- _Goal 1_:
In the listing, write out everything from the line containing "log-line: 2021/12/15 21:30:44 - CSV文件输入 2.0 - 完成处理" down to the line containing "step-node[interactable] (123, 180, 155, 212)", replacing "hop-arrow" with "connector-arrow" and leaving all else unchanged.

- _Passage_:
--- begin ---
Of nine planetary boundaries, seven are now crossed

In June this year a notable research article appeared by Helen S Findlay et al – Ocean Acidification: Another Planetary Boundary Crossed.

Consideration of this research led the Planetary Boundaries group to deem that ocean acidification had crossed an important planetary boundary, one of nine that together maintain a stable and resilient Earth System.

[Warning. This is an untutored essay. I only did two years of high school chemistry. Length 1,700 words.]

Planetary Boundaries

Planetary Boundaries is a framework which highlights and measures the rising risks from human pressure on nine critical global sectors which are critical for all species to live sustainably in our planetary home which we, just one mammal species, are part of.

The framework was conceptualised by Johan Rockström and Will Steffen, working at the Stockholm Resilience Centre of Stockholm University, with 29 other authors in time for the failed Copenhagen Council of Parties (COP) of the UNFCCC. It was published in September 2009 in Nature (paywalled) but a version is available elsewhere as Planetary Boundaries: Exploring the Safe Operating Space for Humanity.

A second version was published in 2015 to coincide with the Paris Agreement, but the concept did not meet favour with some developing countries, who thought it may be used to prevent them developing their fossil fuel resources.

Impetus was regained when Rockström became joint director of the Potsdam Institute for Climate Impact Research in Germany in 2018. In 2023 the third iteration was achieved with an article by Katherine Richardson et al Earth beyond six of nine planetary boundaries. Will Steffen who appears as the second author was working on this project until his untimely death in January 2023.

Ocean acidification

Ocean acidification is often expressed through the acid/alkaline pH scale which is logarithmic in character, where small changes in the numbers mean a lot. Each whole number represents a 10-fold difference. The scale runs from zero to 14. For millions of years now, pH has been 8.2 to 8.3, the latter during cold periods, the former during warmer periods such as the Holocene. In 2024 the pH scale was 8.04. Identifying the exact preindustrial base is problematic, so the 0.16 reduction is given by the reputable bodies below as an increase in acidity of 25, 30 or 40%.
--- end ---
- _Dataset content_:
--- begin ---
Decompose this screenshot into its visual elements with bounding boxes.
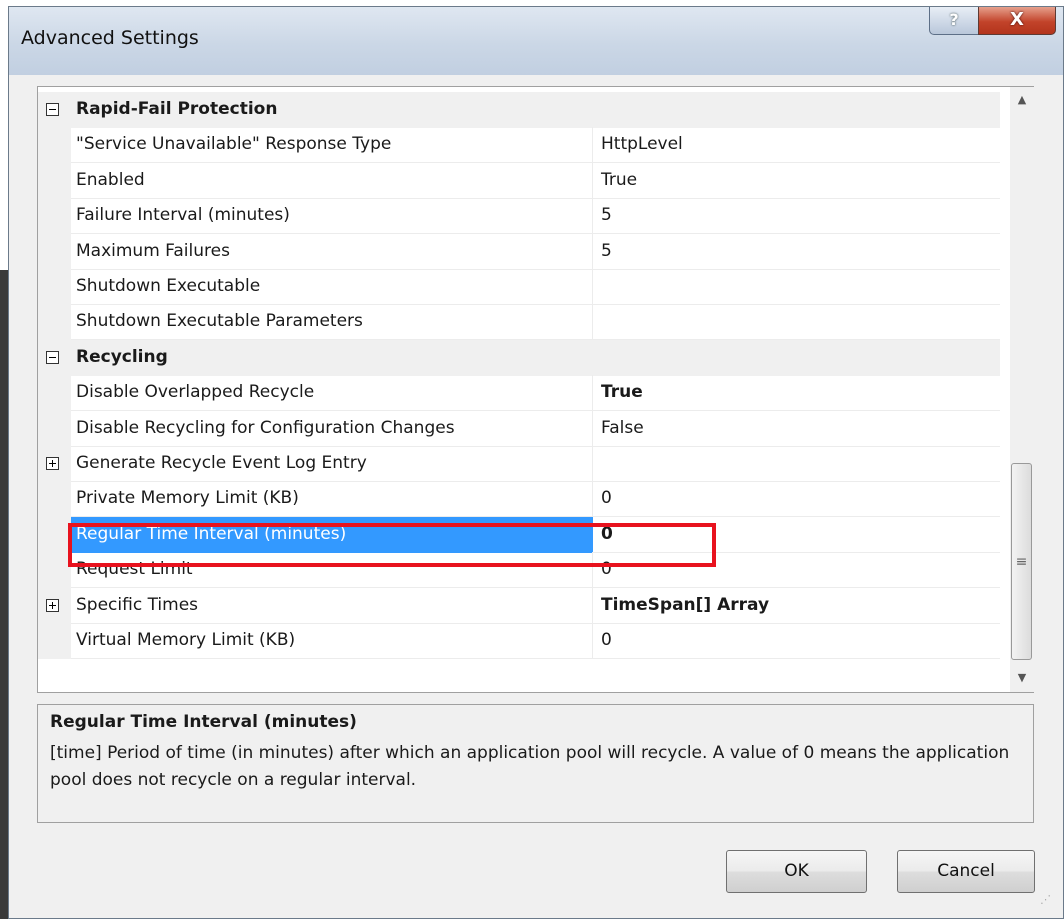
property-name[interactable]: Maximum Failures [71,233,593,270]
property-name[interactable]: Private Memory Limit (KB) [71,481,593,518]
row-gutter [38,304,71,341]
expand-plus-icon[interactable] [46,457,59,470]
property-name[interactable]: Request Limit [71,552,593,589]
row-gutter [38,339,71,376]
category-row[interactable]: Rapid-Fail Protection [38,92,1000,128]
expand-plus-icon[interactable] [46,598,59,612]
property-value[interactable]: 0 [593,552,1000,589]
row-gutter [38,269,71,305]
row-gutter [38,481,71,518]
cancel-button[interactable]: Cancel [897,850,1035,893]
grip-icon: ≡ [1015,554,1028,570]
row-gutter [38,410,71,447]
property-row[interactable]: Request Limit 0 [38,552,1000,589]
property-row[interactable]: Maximum Failures 5 [38,233,1000,270]
property-row[interactable]: Private Memory Limit (KB) 0 [38,481,1000,518]
property-value[interactable]: 0 [593,623,1000,659]
property-row[interactable]: Virtual Memory Limit (KB) 0 [38,623,1000,659]
description-panel: Regular Time Interval (minutes) [time] P… [37,704,1034,823]
collapse-minus-icon[interactable] [46,103,59,116]
property-value[interactable]: False [593,411,1000,447]
dialog-title: Advanced Settings [21,27,199,49]
row-gutter [38,552,71,589]
property-grid[interactable]: Rapid-Fail Protection "Service Unavailabl… [37,86,1034,693]
property-name[interactable]: "Service Unavailable" Response Type [71,127,593,164]
property-value[interactable] [593,269,1000,305]
property-value[interactable]: 0 [593,516,1000,553]
row-gutter [38,375,71,412]
property-row[interactable]: Regular Time Interval (minutes) 0 [38,516,1000,553]
close-button[interactable]: X [978,7,1056,35]
property-name[interactable]: Failure Interval (minutes) [71,198,593,235]
property-name[interactable]: Disable Recycling for Configuration Chan… [71,410,593,447]
property-row[interactable]: Enabled True [38,162,1000,199]
row-gutter [38,233,71,270]
row-gutter [38,587,71,624]
property-value[interactable]: True [593,375,1000,412]
property-row[interactable]: Generate Recycle Event Log Entry [38,446,1000,482]
description-text: [time] Period of time (in minutes) after… [50,743,1010,790]
property-value[interactable]: True [593,163,1000,199]
property-value[interactable]: 5 [593,234,1000,270]
property-name[interactable]: Generate Recycle Event Log Entry [71,446,593,482]
row-gutter [38,127,71,164]
property-value[interactable] [593,304,1000,341]
property-row[interactable]: Failure Interval (minutes) 5 [38,198,1000,235]
row-gutter [38,446,71,482]
property-name[interactable]: Virtual Memory Limit (KB) [71,623,593,659]
resize-grip-icon[interactable]: ⋰ [1040,893,1051,906]
property-row[interactable]: Specific Times TimeSpan[] Array [38,587,1000,624]
property-name[interactable]: Shutdown Executable [71,269,593,305]
property-value[interactable]: TimeSpan[] Array [593,588,1000,624]
category-row[interactable]: Recycling [38,339,1000,376]
property-value[interactable]: 5 [593,198,1000,235]
vertical-scrollbar[interactable]: ▲ ≡ ▼ [1010,87,1034,692]
property-name[interactable]: Specific Times [71,587,593,624]
property-row[interactable]: "Service Unavailable" Response Type HttpL… [38,127,1000,164]
property-name[interactable]: Disable Overlapped Recycle [71,375,593,412]
close-icon: X [1010,9,1024,30]
property-name[interactable]: Regular Time Interval (minutes) [71,516,593,553]
row-gutter [38,198,71,235]
property-value[interactable]: 0 [593,481,1000,518]
row-gutter [38,623,71,659]
help-icon: ? [949,10,959,29]
scroll-thumb[interactable]: ≡ [1011,463,1032,660]
row-gutter [38,516,71,553]
scroll-up-arrow-icon[interactable]: ▲ [1010,87,1034,113]
ok-button[interactable]: OK [726,850,867,893]
row-gutter [38,92,71,128]
row-gutter [38,162,71,199]
property-name[interactable]: Enabled [71,162,593,199]
scroll-down-arrow-icon[interactable]: ▼ [1010,665,1034,691]
help-button[interactable]: ? [929,7,979,35]
property-row[interactable]: Disable Recycling for Configuration Chan… [38,410,1000,447]
property-row[interactable]: Shutdown Executable Parameters [38,304,1000,341]
category-label[interactable]: Recycling [71,339,1000,376]
property-row[interactable]: Shutdown Executable [38,269,1000,305]
category-label[interactable]: Rapid-Fail Protection [71,92,1000,128]
collapse-minus-icon[interactable] [46,350,59,364]
property-name[interactable]: Shutdown Executable Parameters [71,304,593,341]
property-value[interactable]: HttpLevel [593,127,1000,164]
property-row[interactable]: Disable Overlapped Recycle True [38,375,1000,412]
property-value[interactable] [593,446,1000,482]
description-title: Regular Time Interval (minutes) [50,712,357,732]
title-bar[interactable]: Advanced Settings ? X [9,7,1063,75]
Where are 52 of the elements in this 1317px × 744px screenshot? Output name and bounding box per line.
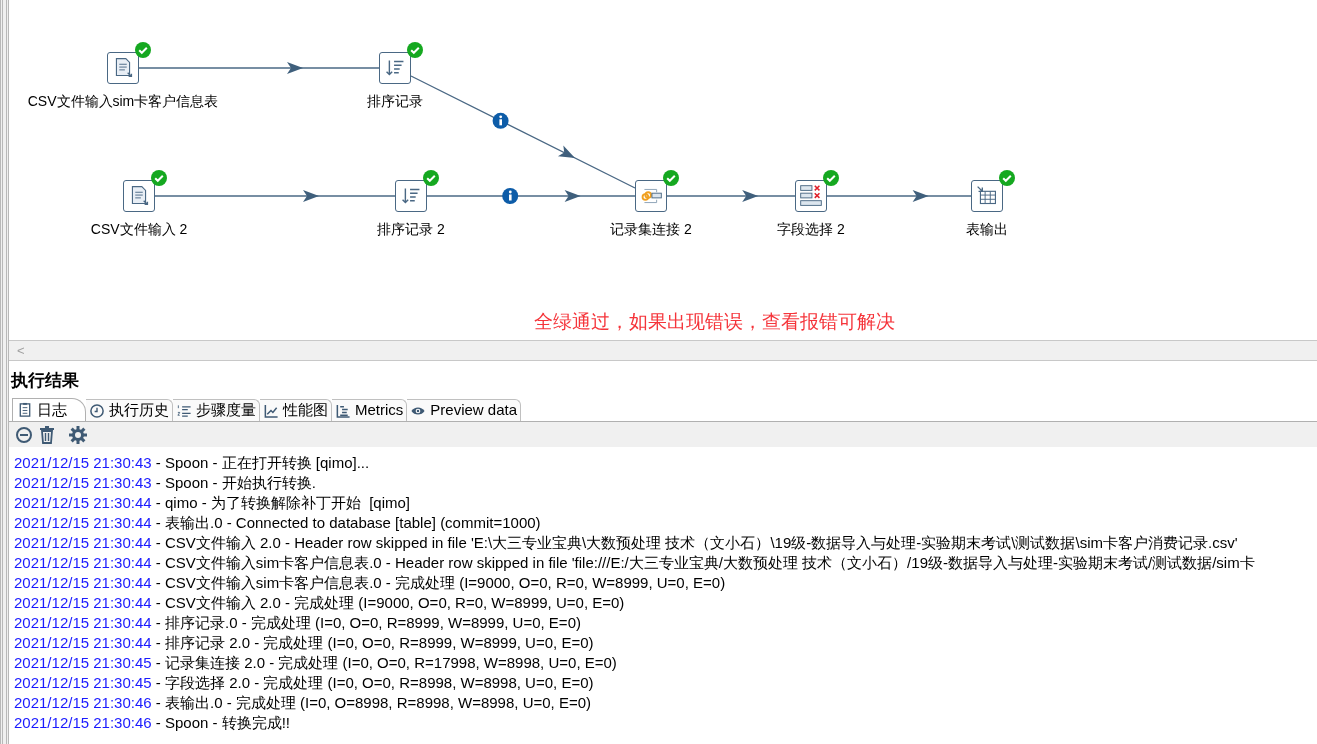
log-line: 2021/12/15 21:30:44 - CSV文件输入 2.0 - 完成处理 (I=9000, O=0, R=0, W=8999, U=0, E=0) (14, 593, 626, 613)
log-line: 2021/12/15 21:30:44 - 表输出.0 - Connected to database [table] (commit=1000) (14, 513, 542, 533)
chart-icon (335, 402, 351, 419)
log-line: 2021/12/15 21:30:44 - 排序记录 2.0 - 完成处理 (I=0, O=0, R=8999, W=8999, U=0, E=0) (14, 633, 595, 653)
tab[interactable]: 日志 (12, 398, 86, 421)
step-node[interactable] (379, 52, 411, 84)
step-node[interactable] (395, 180, 427, 212)
numbered-list-icon (176, 402, 192, 419)
step-label: CSV文件输入sim卡客户信息表 (27, 94, 219, 108)
clock-icon (89, 402, 105, 419)
settings-icon[interactable] (69, 425, 87, 444)
hop-arrow[interactable] (826, 190, 972, 202)
log-line: 2021/12/15 21:30:44 - qimo - 为了转换解除补丁开始 [qimo] (14, 493, 411, 513)
tab[interactable]: 步骤度量 (173, 399, 260, 421)
hop-arrow[interactable] (154, 190, 396, 202)
trash-icon[interactable] (39, 425, 55, 444)
step-node[interactable] (795, 180, 827, 212)
tab[interactable]: Preview data (407, 399, 522, 421)
log-line: 2021/12/15 21:30:45 - 记录集连接 2.0 - 完成处理 (I=0, O=0, R=17998, W=8998, U=0, E=0) (14, 653, 618, 673)
step-label: 排序记录 (367, 94, 423, 108)
step-node[interactable] (971, 180, 1003, 212)
stop-icon[interactable] (15, 425, 33, 444)
info-icon (502, 188, 519, 204)
tab[interactable]: 执行历史 (86, 399, 173, 421)
log-line: 2021/12/15 21:30:46 - Spoon - 转换完成!! (14, 713, 291, 733)
log-line: 2021/12/15 21:30:44 - CSV文件输入sim卡客户信息表.0 - 完成处理 (I=9000, O=0, R=0, W=8999, U=0, E=0) (14, 573, 727, 593)
log-line: 2021/12/15 21:30:45 - 字段选择 2.0 - 完成处理 (I=0, O=0, R=8998, W=8998, U=0, E=0) (14, 673, 595, 693)
panel-title: 执行结果 (11, 369, 79, 392)
step-node[interactable] (107, 52, 139, 84)
step-node[interactable] (123, 180, 155, 212)
log-line: 2021/12/15 21:30:44 - CSV文件输入 2.0 - Header row skipped in file 'E:\大三专业宝典\大数预处理 技术（文小石）\19级-数据导入与处理-实验期末考试\测试数据\sim卡客户消费记录.csv' (14, 533, 1239, 553)
step-label: 排序记录 2 (377, 222, 445, 236)
step-label: CSV文件输入 2 (90, 222, 188, 236)
tab[interactable]: Metrics (332, 399, 408, 421)
tab[interactable]: 性能图 (260, 399, 332, 421)
log-line: 2021/12/15 21:30:46 - 表输出.0 - 完成处理 (I=0, O=8998, R=8998, W=8998, U=0, E=0) (14, 693, 592, 713)
clipboard-icon (17, 402, 33, 418)
hop-arrow[interactable] (410, 75, 636, 189)
hop-arrow[interactable] (138, 62, 380, 74)
step-label: 表输出 (966, 222, 1008, 236)
info-icon (492, 112, 509, 129)
log-line: 2021/12/15 21:30:44 - CSV文件输入sim卡客户信息表.0 - Header row skipped in file 'file:///E:/大三专业宝典/大数预处理 技术（文小石）/19级-数据导入与处理-实验期末考试/测试数据/sim卡 (14, 553, 1256, 573)
hop-arrow[interactable] (666, 190, 796, 202)
hop-arrow[interactable] (426, 190, 636, 202)
step-label: 字段选择 2 (777, 222, 845, 236)
log-line: 2021/12/15 21:30:44 - 排序记录.0 - 完成处理 (I=0, O=0, R=8999, W=8999, U=0, E=0) (14, 613, 582, 633)
log-line: 2021/12/15 21:30:43 - Spoon - 正在打开转换 [qimo]... (14, 453, 371, 473)
step-node[interactable] (635, 180, 667, 212)
log-line: 2021/12/15 21:30:43 - Spoon - 开始执行转换. (14, 473, 317, 493)
chart-icon (263, 402, 279, 419)
step-label: 记录集连接 2 (610, 222, 692, 236)
annotation-text: 全绿通过，如果出现错误，查看报错可解决 (534, 310, 895, 334)
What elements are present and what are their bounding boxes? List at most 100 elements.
--- end ---
- _Goal 2_:
According to the essay on planetary boundaries, when and where was the framework first published?

- _Worked answer 1_:
log-line: 2021/12/15 21:30:44 - CSV文件输入 2.0 - 完成处理 (I=9000, O=0, R=0, W=8999, U=0, E=0) (14, 593, 626, 613)
log-line: 2021/12/15 21:30:44 - 表输出.0 - Connected to database [table] (commit=1000) (14, 513, 542, 533)
chart-icon (335, 402, 351, 419)
log-line: 2021/12/15 21:30:44 - 排序记录 2.0 - 完成处理 (I=0, O=0, R=8999, W=8999, U=0, E=0) (14, 633, 595, 653)
tab[interactable]: 日志 (12, 398, 86, 421)
step-node[interactable] (379, 52, 411, 84)
step-node[interactable] (395, 180, 427, 212)
numbered-list-icon (176, 402, 192, 419)
step-label: CSV文件输入sim卡客户信息表 (27, 94, 219, 108)
clock-icon (89, 402, 105, 419)
settings-icon[interactable] (69, 425, 87, 444)
connector-arrow[interactable] (826, 190, 972, 202)
log-line: 2021/12/15 21:30:44 - qimo - 为了转换解除补丁开始 [qimo] (14, 493, 411, 513)
tab[interactable]: 步骤度量 (173, 399, 260, 421)
connector-arrow[interactable] (154, 190, 396, 202)
trash-icon[interactable] (39, 425, 55, 444)
step-node[interactable] (795, 180, 827, 212)
tab[interactable]: Preview data (407, 399, 522, 421)
log-line: 2021/12/15 21:30:45 - 记录集连接 2.0 - 完成处理 (I=0, O=0, R=17998, W=8998, U=0, E=0) (14, 653, 618, 673)
step-label: 排序记录 (367, 94, 423, 108)
step-node[interactable] (971, 180, 1003, 212)
stop-icon[interactable] (15, 425, 33, 444)
info-icon (502, 188, 519, 204)
tab[interactable]: 执行历史 (86, 399, 173, 421)
log-line: 2021/12/15 21:30:46 - Spoon - 转换完成!! (14, 713, 291, 733)
log-line: 2021/12/15 21:30:44 - CSV文件输入sim卡客户信息表.0 - 完成处理 (I=9000, O=0, R=0, W=8999, U=0, E=0) (14, 573, 727, 593)
log-line: 2021/12/15 21:30:45 - 字段选择 2.0 - 完成处理 (I=0, O=0, R=8998, W=8998, U=0, E=0) (14, 673, 595, 693)
panel-title: 执行结果 (11, 369, 79, 392)
step-node[interactable] (107, 52, 139, 84)
step-node[interactable] (123, 180, 155, 212)

- _Worked answer 2_:
In September 2009, in Nature.